**Records for the exercise:**
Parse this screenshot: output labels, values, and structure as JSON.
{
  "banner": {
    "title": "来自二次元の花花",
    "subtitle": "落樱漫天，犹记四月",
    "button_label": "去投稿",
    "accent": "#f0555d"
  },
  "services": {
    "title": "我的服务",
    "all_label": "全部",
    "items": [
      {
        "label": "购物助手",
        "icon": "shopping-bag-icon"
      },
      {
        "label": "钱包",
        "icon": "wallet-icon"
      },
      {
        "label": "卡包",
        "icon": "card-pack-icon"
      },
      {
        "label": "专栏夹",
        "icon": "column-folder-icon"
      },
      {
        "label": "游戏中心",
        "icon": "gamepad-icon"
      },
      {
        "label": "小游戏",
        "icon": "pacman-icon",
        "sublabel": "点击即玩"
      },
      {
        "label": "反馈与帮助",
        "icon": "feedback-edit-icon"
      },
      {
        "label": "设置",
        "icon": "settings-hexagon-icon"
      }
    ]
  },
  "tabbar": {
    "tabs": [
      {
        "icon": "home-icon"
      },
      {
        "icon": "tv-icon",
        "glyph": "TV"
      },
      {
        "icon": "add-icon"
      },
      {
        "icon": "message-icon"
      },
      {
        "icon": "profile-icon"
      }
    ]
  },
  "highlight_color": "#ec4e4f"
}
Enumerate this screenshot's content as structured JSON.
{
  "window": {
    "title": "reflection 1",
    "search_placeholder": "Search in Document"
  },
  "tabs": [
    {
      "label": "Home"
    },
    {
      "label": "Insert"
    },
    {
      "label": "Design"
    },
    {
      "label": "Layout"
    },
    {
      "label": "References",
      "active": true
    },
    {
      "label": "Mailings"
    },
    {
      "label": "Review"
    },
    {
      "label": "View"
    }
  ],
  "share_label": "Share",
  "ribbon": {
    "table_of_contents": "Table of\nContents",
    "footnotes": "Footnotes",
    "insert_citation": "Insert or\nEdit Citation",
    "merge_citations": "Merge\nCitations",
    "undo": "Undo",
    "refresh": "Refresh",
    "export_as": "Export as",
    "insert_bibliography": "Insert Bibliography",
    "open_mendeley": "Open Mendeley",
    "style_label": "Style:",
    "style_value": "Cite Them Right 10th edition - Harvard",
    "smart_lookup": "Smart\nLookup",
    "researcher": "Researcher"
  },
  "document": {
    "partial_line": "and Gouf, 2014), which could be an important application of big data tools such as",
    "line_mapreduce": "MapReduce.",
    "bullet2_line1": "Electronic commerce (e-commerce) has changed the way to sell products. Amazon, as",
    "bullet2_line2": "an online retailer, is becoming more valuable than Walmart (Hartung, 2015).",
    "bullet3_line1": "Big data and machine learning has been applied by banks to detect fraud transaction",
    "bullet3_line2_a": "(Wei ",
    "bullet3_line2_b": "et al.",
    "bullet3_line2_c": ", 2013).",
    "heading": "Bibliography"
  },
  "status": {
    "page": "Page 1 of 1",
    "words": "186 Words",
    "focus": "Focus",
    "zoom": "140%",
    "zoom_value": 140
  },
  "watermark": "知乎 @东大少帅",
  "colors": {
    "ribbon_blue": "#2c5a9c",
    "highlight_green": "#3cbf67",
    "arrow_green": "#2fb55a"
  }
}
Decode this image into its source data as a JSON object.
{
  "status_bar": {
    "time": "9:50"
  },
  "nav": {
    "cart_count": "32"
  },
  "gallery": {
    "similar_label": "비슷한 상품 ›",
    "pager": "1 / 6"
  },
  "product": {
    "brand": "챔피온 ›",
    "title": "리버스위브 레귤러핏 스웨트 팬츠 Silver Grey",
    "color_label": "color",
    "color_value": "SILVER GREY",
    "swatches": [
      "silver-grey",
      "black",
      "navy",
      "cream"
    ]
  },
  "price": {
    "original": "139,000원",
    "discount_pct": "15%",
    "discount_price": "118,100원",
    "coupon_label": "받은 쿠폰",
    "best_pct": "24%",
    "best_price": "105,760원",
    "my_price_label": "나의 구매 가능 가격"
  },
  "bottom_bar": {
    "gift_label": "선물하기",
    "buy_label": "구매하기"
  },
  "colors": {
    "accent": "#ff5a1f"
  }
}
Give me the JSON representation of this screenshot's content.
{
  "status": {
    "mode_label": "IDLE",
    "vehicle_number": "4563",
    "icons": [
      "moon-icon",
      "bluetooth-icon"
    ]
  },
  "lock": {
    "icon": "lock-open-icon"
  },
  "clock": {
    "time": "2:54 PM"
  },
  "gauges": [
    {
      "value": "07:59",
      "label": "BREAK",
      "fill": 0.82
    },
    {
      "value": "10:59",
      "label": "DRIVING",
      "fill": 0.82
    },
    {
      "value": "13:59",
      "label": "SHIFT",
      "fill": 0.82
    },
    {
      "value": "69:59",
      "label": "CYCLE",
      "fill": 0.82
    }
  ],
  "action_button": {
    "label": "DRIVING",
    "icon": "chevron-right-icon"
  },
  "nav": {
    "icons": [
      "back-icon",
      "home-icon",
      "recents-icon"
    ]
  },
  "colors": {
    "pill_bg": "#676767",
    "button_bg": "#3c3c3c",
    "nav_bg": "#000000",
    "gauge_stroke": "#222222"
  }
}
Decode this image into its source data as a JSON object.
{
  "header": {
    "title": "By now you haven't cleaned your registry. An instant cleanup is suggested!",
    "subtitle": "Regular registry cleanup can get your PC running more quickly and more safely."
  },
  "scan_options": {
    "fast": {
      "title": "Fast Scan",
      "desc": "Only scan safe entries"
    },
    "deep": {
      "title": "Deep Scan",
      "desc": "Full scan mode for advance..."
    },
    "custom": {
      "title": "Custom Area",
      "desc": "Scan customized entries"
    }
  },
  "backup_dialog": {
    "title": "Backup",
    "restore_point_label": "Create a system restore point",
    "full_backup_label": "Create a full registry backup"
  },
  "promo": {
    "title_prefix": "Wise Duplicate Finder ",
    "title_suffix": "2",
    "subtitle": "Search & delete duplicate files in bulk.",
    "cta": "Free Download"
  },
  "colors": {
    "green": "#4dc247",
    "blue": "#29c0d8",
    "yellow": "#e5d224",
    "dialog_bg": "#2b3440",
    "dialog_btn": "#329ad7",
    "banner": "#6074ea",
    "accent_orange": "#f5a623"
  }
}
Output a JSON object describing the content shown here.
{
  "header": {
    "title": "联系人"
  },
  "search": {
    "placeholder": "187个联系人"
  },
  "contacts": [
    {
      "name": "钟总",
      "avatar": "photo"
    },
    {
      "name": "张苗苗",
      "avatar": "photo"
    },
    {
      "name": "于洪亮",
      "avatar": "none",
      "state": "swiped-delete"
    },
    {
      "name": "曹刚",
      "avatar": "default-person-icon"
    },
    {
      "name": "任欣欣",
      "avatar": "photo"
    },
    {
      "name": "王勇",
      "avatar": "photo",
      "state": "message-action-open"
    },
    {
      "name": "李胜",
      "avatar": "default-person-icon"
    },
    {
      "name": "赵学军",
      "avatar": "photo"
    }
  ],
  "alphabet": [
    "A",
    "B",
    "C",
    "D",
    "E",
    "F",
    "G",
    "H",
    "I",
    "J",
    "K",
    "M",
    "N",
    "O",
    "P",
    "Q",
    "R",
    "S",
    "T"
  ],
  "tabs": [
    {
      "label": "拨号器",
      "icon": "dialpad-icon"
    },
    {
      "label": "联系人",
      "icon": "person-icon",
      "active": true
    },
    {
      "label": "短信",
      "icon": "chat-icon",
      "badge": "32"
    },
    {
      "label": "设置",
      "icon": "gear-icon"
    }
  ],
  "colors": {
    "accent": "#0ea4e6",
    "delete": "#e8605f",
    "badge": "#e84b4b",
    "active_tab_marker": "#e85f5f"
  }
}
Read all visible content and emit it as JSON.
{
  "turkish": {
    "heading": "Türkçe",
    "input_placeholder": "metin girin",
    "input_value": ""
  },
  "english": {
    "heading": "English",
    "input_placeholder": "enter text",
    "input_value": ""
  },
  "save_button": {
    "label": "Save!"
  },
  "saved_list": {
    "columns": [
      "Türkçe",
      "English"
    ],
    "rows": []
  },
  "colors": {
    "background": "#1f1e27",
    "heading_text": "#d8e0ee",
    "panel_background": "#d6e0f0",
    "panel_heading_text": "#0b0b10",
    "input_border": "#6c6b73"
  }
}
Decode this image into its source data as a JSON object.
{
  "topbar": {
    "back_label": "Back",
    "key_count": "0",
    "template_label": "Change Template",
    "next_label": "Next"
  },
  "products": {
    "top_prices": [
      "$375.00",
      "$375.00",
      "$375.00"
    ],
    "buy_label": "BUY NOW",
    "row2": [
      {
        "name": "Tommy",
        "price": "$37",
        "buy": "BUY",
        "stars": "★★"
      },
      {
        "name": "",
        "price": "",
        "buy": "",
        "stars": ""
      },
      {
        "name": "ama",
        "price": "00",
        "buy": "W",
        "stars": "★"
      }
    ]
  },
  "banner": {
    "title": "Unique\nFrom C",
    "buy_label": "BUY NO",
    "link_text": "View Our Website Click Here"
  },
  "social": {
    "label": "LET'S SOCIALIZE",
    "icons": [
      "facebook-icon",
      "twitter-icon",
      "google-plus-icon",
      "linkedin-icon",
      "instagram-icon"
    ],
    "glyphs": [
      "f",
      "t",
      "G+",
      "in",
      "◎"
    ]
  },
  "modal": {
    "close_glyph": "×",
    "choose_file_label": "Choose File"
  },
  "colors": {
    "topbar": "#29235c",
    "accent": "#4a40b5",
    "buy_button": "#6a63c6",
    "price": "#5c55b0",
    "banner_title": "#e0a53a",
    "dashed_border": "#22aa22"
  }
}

**Task instructions:** Repeat exactly the lines from the line containing "Read all visible content and emit it as JSON." through the end of the listing above; both boundary lines are part of the output.

**Correct answer:**
Read all visible content and emit it as JSON.
{
  "turkish": {
    "heading": "Türkçe",
    "input_placeholder": "metin girin",
    "input_value": ""
  },
  "english": {
    "heading": "English",
    "input_placeholder": "enter text",
    "input_value": ""
  },
  "save_button": {
    "label": "Save!"
  },
  "saved_list": {
    "columns": [
      "Türkçe",
      "English"
    ],
    "rows": []
  },
  "colors": {
    "background": "#1f1e27",
    "heading_text": "#d8e0ee",
    "panel_background": "#d6e0f0",
    "panel_heading_text": "#0b0b10",
    "input_border": "#6c6b73"
  }
}
Decode this image into its source data as a JSON object.
{
  "topbar": {
    "back_label": "Back",
    "key_count": "0",
    "template_label": "Change Template",
    "next_label": "Next"
  },
  "products": {
    "top_prices": [
      "$375.00",
      "$375.00",
      "$375.00"
    ],
    "buy_label": "BUY NOW",
    "row2": [
      {
        "name": "Tommy",
        "price": "$37",
        "buy": "BUY",
        "stars": "★★"
      },
      {
        "name": "",
        "price": "",
        "buy": "",
        "stars": ""
      },
      {
        "name": "ama",
        "price": "00",
        "buy": "W",
        "stars": "★"
      }
    ]
  },
  "banner": {
    "title": "Unique\nFrom C",
    "buy_label": "BUY NO",
    "link_text": "View Our Website Click Here"
  },
  "social": {
    "label": "LET'S SOCIALIZE",
    "icons": [
      "facebook-icon",
      "twitter-icon",
      "google-plus-icon",
      "linkedin-icon",
      "instagram-icon"
    ],
    "glyphs": [
      "f",
      "t",
      "G+",
      "in",
      "◎"
    ]
  },
  "modal": {
    "close_glyph": "×",
    "choose_file_label": "Choose File"
  },
  "colors": {
    "topbar": "#29235c",
    "accent": "#4a40b5",
    "buy_button": "#6a63c6",
    "price": "#5c55b0",
    "banner_title": "#e0a53a",
    "dashed_border": "#22aa22"
  }
}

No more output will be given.